_Objective:_
Look through the material and copy each line holding "What".

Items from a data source
----------
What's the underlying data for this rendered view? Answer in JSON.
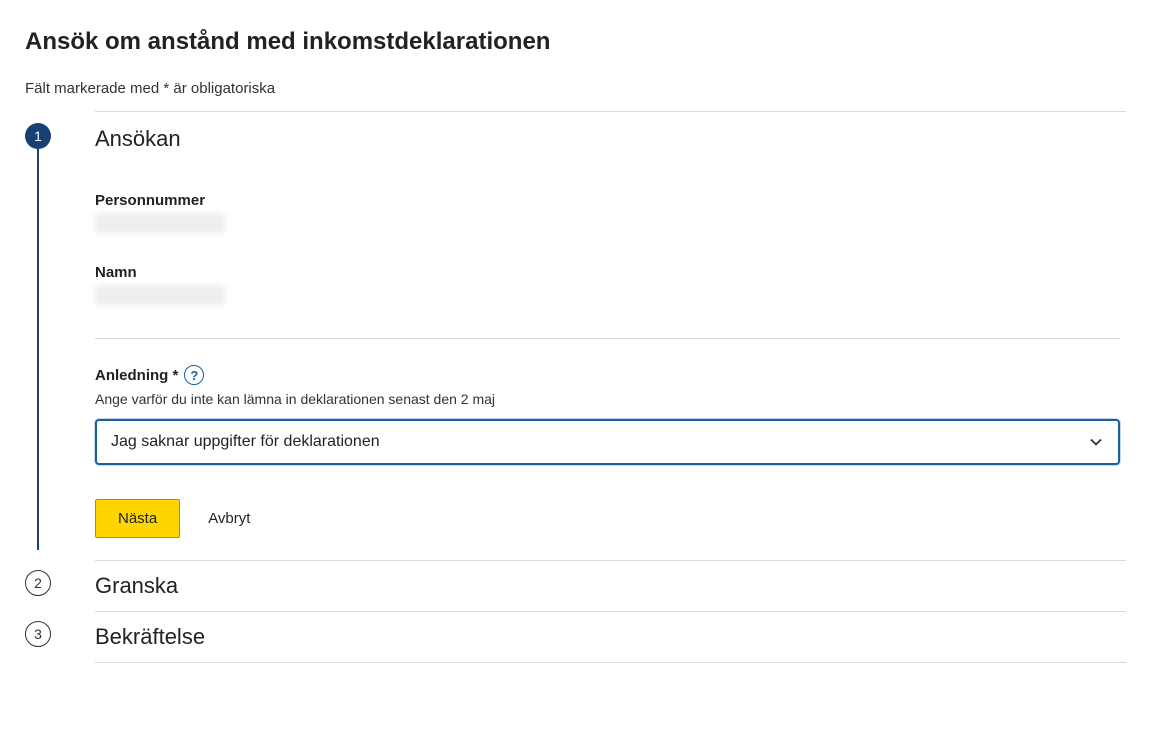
{
  "page": {
    "title": "Ansök om anstånd med inkomstdeklarationen",
    "mandatory_note": "Fält markerade med * är obligatoriska"
  },
  "steps": {
    "s1": {
      "number": "1",
      "title": "Ansökan"
    },
    "s2": {
      "number": "2",
      "title": "Granska"
    },
    "s3": {
      "number": "3",
      "title": "Bekräftelse"
    }
  },
  "applicant": {
    "personnummer_label": "Personnummer",
    "personnummer_value": "",
    "namn_label": "Namn",
    "namn_value": ""
  },
  "reason": {
    "label": "Anledning *",
    "help_symbol": "?",
    "hint": "Ange varför du inte kan lämna in deklarationen senast den 2 maj",
    "selected": "Jag saknar uppgifter för deklarationen"
  },
  "actions": {
    "next": "Nästa",
    "cancel": "Avbryt"
  },
  "colors": {
    "accent": "#154273",
    "focus": "#1a5fa0",
    "primary_btn": "#ffd500"
  }
}
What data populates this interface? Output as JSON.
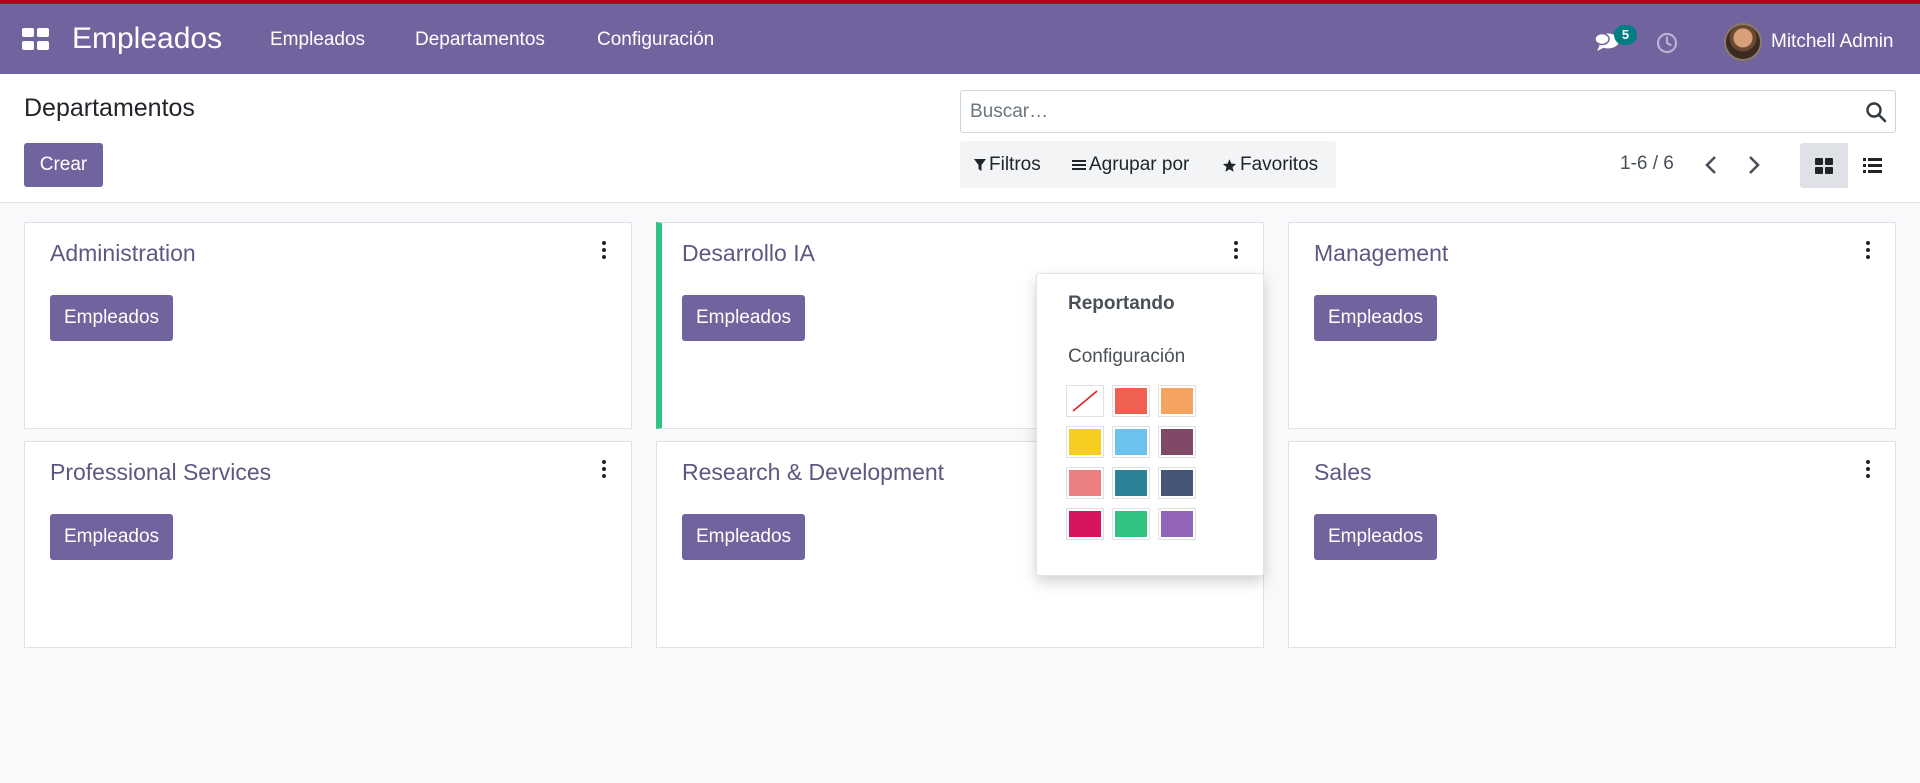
----------
_Exercise solution:_
What's the underlying data for this rendered view? Answer in JSON.
What data populates this interface? Output as JSON.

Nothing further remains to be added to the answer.